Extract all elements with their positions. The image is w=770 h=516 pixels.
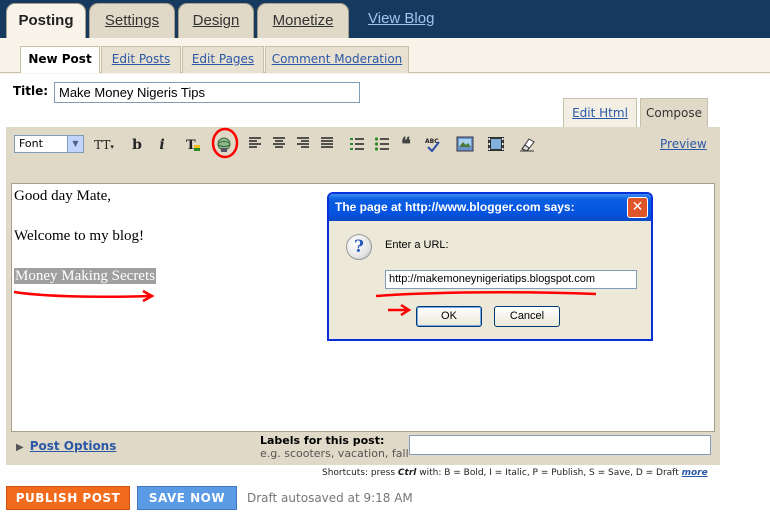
remove-formatting-icon[interactable]	[517, 136, 537, 154]
spellcheck-icon[interactable]: ABC	[424, 136, 442, 154]
numbered-list-icon[interactable]	[349, 136, 365, 154]
shortcuts-key: Ctrl	[397, 468, 417, 478]
dialog-titlebar[interactable]: The page at http://www.blogger.com says:…	[329, 194, 651, 221]
link-icon[interactable]	[214, 136, 234, 154]
shortcuts-hint: Shortcuts: press Ctrl with: B = Bold, I …	[322, 468, 708, 478]
title-input[interactable]: Make Money Nigeris Tips	[54, 82, 360, 103]
url-prompt-dialog: The page at http://www.blogger.com says:…	[327, 192, 653, 341]
url-input[interactable]: http://makemoneynigeriatips.blogspot.com	[385, 270, 637, 289]
image-icon[interactable]	[455, 136, 475, 154]
align-right-icon[interactable]	[295, 136, 311, 154]
cancel-button[interactable]: Cancel	[494, 306, 560, 327]
font-select-value: Font	[19, 137, 43, 150]
dialog-title: The page at http://www.blogger.com says:	[335, 200, 575, 214]
labels-hint: e.g. scooters, vacation, fall	[260, 447, 409, 460]
subtab-comment-moderation[interactable]: Comment Moderation	[265, 46, 409, 73]
bold-icon[interactable]: b	[130, 136, 144, 154]
dialog-prompt-label: Enter a URL:	[385, 239, 449, 251]
justify-icon[interactable]	[319, 136, 335, 154]
preview-link[interactable]: Preview	[660, 137, 707, 151]
ok-button[interactable]: OK	[416, 306, 482, 327]
publish-post-button[interactable]: PUBLISH POST	[6, 486, 130, 510]
font-size-icon[interactable]: TT▾	[92, 136, 116, 154]
font-size-glyph: TT	[94, 138, 111, 152]
autosave-status: Draft autosaved at 9:18 AM	[247, 491, 413, 505]
subtab-edit-posts[interactable]: Edit Posts	[101, 46, 181, 73]
body-line-greeting: Good day Mate,	[14, 188, 112, 204]
post-options-label: Post Options	[29, 439, 117, 453]
tab-settings[interactable]: Settings	[89, 3, 175, 38]
bullet-list-icon[interactable]	[374, 136, 390, 154]
save-now-button[interactable]: SAVE NOW	[137, 486, 237, 510]
view-blog-link[interactable]: View Blog	[368, 10, 434, 27]
body-line-welcome: Welcome to my blog!	[14, 228, 145, 244]
blockquote-icon[interactable]: ❝	[398, 136, 414, 154]
align-center-icon[interactable]	[271, 136, 287, 154]
tab-monetize-label: Monetize	[272, 12, 334, 29]
tab-monetize[interactable]: Monetize	[257, 3, 349, 38]
chevron-down-icon: ▼	[67, 136, 83, 152]
post-options-toggle[interactable]: ▶ Post Options	[16, 439, 116, 453]
font-select[interactable]: Font ▼	[14, 135, 84, 153]
video-icon[interactable]	[486, 136, 506, 154]
labels-input[interactable]	[409, 435, 711, 455]
align-left-icon[interactable]	[247, 136, 263, 154]
text-color-icon[interactable]: T	[184, 136, 202, 154]
tab-posting[interactable]: Posting	[6, 3, 86, 39]
subtab-edit-pages[interactable]: Edit Pages	[182, 46, 264, 73]
tab-design[interactable]: Design	[178, 3, 254, 38]
tab-design-label: Design	[192, 12, 240, 29]
labels-label: Labels for this post:	[260, 434, 385, 447]
shortcuts-text: with: B = Bold, I = Italic, P = Publish,…	[419, 468, 679, 478]
body-line-selected: Money Making Secrets	[14, 268, 156, 285]
subtab-new-post[interactable]: New Post	[20, 46, 100, 73]
tab-compose[interactable]: Compose	[640, 98, 708, 128]
shortcuts-more-link[interactable]: more	[682, 468, 708, 478]
tab-posting-label: Posting	[18, 12, 74, 29]
shortcuts-prefix: Shortcuts: press	[322, 468, 396, 478]
question-icon: ?	[346, 234, 372, 260]
tab-edit-html[interactable]: Edit Html	[563, 98, 637, 128]
title-label: Title:	[13, 84, 49, 98]
close-icon[interactable]: ✕	[627, 197, 648, 218]
triangle-right-icon: ▶	[16, 442, 24, 453]
italic-icon[interactable]: i	[155, 136, 169, 154]
selected-text: Money Making Secrets	[14, 268, 156, 284]
tab-settings-label: Settings	[104, 12, 160, 29]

::::::::

Copy every line of the records above word for word, leaving out the pictures.

Extract all elements with their positions. The image is w=770 h=516 pixels.
remove-formatting-icon[interactable]	[517, 136, 537, 154]
spellcheck-icon[interactable]: ABC	[424, 136, 442, 154]
numbered-list-icon[interactable]	[349, 136, 365, 154]
shortcuts-key: Ctrl	[397, 468, 417, 478]
dialog-titlebar[interactable]: The page at http://www.blogger.com says:…	[329, 194, 651, 221]
link-icon[interactable]	[214, 136, 234, 154]
shortcuts-hint: Shortcuts: press Ctrl with: B = Bold, I …	[322, 468, 708, 478]
title-input[interactable]: Make Money Nigeris Tips	[54, 82, 360, 103]
url-prompt-dialog: The page at http://www.blogger.com says:…	[327, 192, 653, 341]
url-input[interactable]: http://makemoneynigeriatips.blogspot.com	[385, 270, 637, 289]
image-icon[interactable]	[455, 136, 475, 154]
align-right-icon[interactable]	[295, 136, 311, 154]
cancel-button[interactable]: Cancel	[494, 306, 560, 327]
font-select-value: Font	[19, 137, 43, 150]
dialog-title: The page at http://www.blogger.com says:	[335, 200, 575, 214]
labels-hint: e.g. scooters, vacation, fall	[260, 447, 409, 460]
subtab-comment-moderation[interactable]: Comment Moderation	[265, 46, 409, 73]
bold-icon[interactable]: b	[130, 136, 144, 154]
dialog-prompt-label: Enter a URL:	[385, 239, 449, 251]
justify-icon[interactable]	[319, 136, 335, 154]
preview-link[interactable]: Preview	[660, 137, 707, 151]
ok-button[interactable]: OK	[416, 306, 482, 327]
publish-post-button[interactable]: PUBLISH POST	[6, 486, 130, 510]
font-size-icon[interactable]: TT▾	[92, 136, 116, 154]
font-size-glyph: TT	[94, 138, 111, 152]
autosave-status: Draft autosaved at 9:18 AM	[247, 491, 413, 505]
subtab-edit-posts[interactable]: Edit Posts	[101, 46, 181, 73]
body-line-greeting: Good day Mate,	[14, 188, 112, 204]
post-options-label: Post Options	[29, 439, 117, 453]
tab-settings[interactable]: Settings	[89, 3, 175, 38]
bullet-list-icon[interactable]	[374, 136, 390, 154]
save-now-button[interactable]: SAVE NOW	[137, 486, 237, 510]
view-blog-link[interactable]: View Blog	[368, 10, 434, 27]
body-line-welcome: Welcome to my blog!	[14, 228, 145, 244]
blockquote-icon[interactable]: ❝	[398, 136, 414, 154]
align-center-icon[interactable]	[271, 136, 287, 154]
tab-monetize-label: Monetize	[272, 12, 334, 29]
tab-monetize[interactable]: Monetize	[257, 3, 349, 38]
chevron-down-icon: ▼	[67, 136, 83, 152]
post-options-toggle[interactable]: ▶ Post Options	[16, 439, 116, 453]
font-select[interactable]: Font ▼	[14, 135, 84, 153]
video-icon[interactable]	[486, 136, 506, 154]
labels-input[interactable]	[409, 435, 711, 455]
align-left-icon[interactable]	[247, 136, 263, 154]
text-color-icon[interactable]: T	[184, 136, 202, 154]
tab-posting[interactable]: Posting	[6, 3, 86, 39]
subtab-edit-pages[interactable]: Edit Pages	[182, 46, 264, 73]
tab-design[interactable]: Design	[178, 3, 254, 38]
tab-design-label: Design	[192, 12, 240, 29]
labels-label: Labels for this post:	[260, 434, 385, 447]
shortcuts-text: with: B = Bold, I = Italic, P = Publish,…	[419, 468, 679, 478]
body-line-selected: Money Making Secrets	[14, 268, 156, 285]
subtab-new-post[interactable]: New Post	[20, 46, 100, 73]
tab-compose[interactable]: Compose	[640, 98, 708, 128]
shortcuts-more-link[interactable]: more	[682, 468, 708, 478]
tab-posting-label: Posting	[18, 12, 74, 29]
shortcuts-prefix: Shortcuts: press	[322, 468, 396, 478]
question-icon: ?	[346, 234, 372, 260]
tab-edit-html[interactable]: Edit Html	[563, 98, 637, 128]
title-label: Title:	[13, 84, 49, 98]
close-icon[interactable]: ✕	[627, 197, 648, 218]
triangle-right-icon: ▶	[16, 442, 24, 453]
italic-icon[interactable]: i	[155, 136, 169, 154]
selected-text: Money Making Secrets	[14, 268, 156, 284]
tab-settings-label: Settings	[104, 12, 160, 29]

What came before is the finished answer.